Excerpts from a dataset:
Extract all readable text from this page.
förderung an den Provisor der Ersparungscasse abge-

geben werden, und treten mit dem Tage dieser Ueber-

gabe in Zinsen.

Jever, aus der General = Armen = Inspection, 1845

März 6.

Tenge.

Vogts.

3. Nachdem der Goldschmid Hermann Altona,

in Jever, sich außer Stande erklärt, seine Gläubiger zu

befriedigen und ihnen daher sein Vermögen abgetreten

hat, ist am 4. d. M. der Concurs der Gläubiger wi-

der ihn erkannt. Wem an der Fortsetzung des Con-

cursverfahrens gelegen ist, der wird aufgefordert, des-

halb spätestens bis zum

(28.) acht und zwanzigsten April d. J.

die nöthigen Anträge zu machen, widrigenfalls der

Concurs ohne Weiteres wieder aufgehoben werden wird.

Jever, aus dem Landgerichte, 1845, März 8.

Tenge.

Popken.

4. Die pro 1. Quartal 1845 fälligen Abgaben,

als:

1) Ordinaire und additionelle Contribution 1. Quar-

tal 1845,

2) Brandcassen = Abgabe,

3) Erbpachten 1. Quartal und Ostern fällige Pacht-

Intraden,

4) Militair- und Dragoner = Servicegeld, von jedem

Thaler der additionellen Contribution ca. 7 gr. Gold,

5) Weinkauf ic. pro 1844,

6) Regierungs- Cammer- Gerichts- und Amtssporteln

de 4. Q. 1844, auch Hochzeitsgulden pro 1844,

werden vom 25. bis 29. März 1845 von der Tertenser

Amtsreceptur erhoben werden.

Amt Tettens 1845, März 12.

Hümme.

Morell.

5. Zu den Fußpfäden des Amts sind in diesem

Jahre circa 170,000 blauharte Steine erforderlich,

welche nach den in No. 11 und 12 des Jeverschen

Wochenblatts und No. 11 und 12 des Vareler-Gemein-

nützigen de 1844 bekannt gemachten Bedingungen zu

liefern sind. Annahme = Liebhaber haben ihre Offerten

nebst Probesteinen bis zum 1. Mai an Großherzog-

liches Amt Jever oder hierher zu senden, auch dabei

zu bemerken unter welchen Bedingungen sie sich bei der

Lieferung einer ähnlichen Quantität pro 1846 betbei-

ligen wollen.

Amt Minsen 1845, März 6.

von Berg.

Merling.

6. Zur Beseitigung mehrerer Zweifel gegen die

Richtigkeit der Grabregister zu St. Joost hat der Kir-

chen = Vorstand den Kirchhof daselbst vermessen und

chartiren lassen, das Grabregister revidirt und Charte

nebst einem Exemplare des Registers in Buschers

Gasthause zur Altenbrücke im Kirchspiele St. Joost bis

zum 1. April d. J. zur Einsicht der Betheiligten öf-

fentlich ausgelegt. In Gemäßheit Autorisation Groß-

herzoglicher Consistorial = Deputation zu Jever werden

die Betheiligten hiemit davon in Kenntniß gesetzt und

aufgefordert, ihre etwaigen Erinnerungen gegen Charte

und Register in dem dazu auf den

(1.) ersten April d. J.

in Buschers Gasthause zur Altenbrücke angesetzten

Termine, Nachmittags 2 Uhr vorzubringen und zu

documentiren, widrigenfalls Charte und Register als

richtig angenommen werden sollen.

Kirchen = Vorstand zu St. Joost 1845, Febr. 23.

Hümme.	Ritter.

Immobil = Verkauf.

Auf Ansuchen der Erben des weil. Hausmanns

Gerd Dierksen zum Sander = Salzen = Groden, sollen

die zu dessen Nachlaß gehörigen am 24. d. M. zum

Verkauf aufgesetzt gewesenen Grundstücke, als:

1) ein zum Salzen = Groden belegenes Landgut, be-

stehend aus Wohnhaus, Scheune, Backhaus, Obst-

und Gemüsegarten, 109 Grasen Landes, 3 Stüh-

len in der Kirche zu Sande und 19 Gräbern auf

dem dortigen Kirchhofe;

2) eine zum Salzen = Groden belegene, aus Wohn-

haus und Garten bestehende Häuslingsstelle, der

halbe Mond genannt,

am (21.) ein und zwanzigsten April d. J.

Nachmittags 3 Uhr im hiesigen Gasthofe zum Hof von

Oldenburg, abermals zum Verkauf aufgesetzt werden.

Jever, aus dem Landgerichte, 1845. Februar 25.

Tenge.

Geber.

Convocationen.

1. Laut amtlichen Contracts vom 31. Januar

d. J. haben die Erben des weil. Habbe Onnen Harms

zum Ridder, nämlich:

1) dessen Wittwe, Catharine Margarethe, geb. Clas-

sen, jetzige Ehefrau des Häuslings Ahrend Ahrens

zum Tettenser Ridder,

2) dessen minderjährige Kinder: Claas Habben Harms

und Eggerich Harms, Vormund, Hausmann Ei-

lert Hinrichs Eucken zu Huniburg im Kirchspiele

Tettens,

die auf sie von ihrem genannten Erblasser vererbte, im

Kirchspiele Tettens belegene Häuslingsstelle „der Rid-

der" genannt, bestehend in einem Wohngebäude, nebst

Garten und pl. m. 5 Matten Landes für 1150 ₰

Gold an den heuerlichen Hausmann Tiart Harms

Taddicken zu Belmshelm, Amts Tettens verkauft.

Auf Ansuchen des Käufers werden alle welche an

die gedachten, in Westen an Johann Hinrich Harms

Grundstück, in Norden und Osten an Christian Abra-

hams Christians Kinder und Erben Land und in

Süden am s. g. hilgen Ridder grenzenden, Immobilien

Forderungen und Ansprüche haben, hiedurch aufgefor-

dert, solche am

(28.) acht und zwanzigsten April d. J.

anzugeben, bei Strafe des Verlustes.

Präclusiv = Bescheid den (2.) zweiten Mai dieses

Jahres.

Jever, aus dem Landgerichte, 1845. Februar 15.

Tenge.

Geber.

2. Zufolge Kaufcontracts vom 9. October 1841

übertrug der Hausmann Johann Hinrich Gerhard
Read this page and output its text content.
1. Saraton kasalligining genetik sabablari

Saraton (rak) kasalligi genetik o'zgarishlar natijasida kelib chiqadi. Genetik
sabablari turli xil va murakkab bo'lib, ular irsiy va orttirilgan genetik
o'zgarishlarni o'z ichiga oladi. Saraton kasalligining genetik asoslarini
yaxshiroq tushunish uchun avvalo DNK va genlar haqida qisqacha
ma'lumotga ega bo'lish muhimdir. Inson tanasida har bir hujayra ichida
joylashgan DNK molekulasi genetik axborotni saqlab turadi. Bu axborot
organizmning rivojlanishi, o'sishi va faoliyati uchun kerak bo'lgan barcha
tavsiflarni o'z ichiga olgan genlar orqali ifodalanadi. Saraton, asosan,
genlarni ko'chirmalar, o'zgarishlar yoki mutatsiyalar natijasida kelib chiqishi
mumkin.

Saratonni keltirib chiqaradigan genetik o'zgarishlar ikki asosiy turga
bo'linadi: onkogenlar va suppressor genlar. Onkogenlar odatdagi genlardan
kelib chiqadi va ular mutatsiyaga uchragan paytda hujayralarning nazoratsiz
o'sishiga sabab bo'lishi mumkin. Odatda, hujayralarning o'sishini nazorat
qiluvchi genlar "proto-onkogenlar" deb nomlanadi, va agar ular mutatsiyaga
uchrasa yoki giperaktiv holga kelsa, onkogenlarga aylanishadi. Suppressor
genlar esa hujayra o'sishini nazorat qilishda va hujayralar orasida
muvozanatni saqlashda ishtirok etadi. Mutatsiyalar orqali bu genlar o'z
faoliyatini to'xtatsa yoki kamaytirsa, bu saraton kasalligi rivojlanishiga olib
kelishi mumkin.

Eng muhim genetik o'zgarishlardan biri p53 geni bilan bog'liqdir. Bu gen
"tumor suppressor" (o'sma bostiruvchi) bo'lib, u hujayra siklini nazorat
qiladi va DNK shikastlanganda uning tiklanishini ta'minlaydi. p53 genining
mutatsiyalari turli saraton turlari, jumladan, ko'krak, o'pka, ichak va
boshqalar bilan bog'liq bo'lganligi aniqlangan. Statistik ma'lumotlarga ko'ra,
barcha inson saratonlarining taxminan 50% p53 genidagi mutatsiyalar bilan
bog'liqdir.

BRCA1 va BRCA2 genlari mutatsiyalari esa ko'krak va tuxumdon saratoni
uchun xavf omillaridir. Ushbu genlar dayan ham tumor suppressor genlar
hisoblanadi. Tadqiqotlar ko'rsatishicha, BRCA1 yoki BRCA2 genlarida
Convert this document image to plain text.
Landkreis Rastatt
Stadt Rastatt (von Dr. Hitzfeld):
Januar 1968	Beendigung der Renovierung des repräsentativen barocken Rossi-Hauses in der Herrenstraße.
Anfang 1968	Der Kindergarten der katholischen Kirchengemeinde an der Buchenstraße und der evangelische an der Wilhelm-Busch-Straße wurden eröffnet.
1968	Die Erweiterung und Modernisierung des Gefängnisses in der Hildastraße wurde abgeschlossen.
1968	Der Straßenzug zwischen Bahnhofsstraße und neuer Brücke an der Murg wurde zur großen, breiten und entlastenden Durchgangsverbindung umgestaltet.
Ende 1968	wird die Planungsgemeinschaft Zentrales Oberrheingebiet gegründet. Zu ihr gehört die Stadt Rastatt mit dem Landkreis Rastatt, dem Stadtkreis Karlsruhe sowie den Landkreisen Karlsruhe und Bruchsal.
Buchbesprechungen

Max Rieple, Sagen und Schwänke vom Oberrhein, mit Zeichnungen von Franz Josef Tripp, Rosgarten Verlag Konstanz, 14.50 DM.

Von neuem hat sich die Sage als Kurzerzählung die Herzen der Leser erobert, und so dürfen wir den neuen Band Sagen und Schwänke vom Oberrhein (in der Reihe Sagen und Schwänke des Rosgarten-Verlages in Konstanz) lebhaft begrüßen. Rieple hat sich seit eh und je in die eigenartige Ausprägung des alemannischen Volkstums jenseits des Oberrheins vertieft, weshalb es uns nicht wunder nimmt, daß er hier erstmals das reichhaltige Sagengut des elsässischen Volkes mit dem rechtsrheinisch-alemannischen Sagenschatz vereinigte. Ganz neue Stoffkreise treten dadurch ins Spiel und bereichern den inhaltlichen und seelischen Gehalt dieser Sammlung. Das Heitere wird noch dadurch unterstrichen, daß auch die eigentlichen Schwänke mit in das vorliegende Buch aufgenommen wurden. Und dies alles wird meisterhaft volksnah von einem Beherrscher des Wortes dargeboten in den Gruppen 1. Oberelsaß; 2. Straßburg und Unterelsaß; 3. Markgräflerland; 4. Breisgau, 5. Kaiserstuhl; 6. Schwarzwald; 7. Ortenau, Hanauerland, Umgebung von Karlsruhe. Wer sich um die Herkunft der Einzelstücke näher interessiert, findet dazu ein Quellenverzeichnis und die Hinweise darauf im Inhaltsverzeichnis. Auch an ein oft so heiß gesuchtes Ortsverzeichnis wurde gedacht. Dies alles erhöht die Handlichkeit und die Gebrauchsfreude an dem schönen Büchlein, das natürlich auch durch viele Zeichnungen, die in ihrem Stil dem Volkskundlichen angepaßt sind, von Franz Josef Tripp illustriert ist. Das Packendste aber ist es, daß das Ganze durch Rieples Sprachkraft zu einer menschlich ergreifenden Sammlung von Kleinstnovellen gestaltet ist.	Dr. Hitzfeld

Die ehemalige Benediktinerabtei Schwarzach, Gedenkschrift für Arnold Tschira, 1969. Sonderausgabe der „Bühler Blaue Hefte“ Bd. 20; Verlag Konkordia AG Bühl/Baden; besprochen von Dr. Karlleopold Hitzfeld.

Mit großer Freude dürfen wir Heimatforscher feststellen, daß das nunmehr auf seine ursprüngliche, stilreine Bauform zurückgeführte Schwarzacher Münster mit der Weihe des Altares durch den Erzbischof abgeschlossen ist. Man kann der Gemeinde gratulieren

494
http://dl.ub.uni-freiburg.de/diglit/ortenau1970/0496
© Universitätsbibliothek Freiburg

_What is needed:_
Pull every line containing the word "gegen" out of the entries above.

_Response box:_
6. Zur Beseitigung mehrerer Zweifel gegen die
aufgefordert, ihre etwaigen Erinnerungen gegen Charte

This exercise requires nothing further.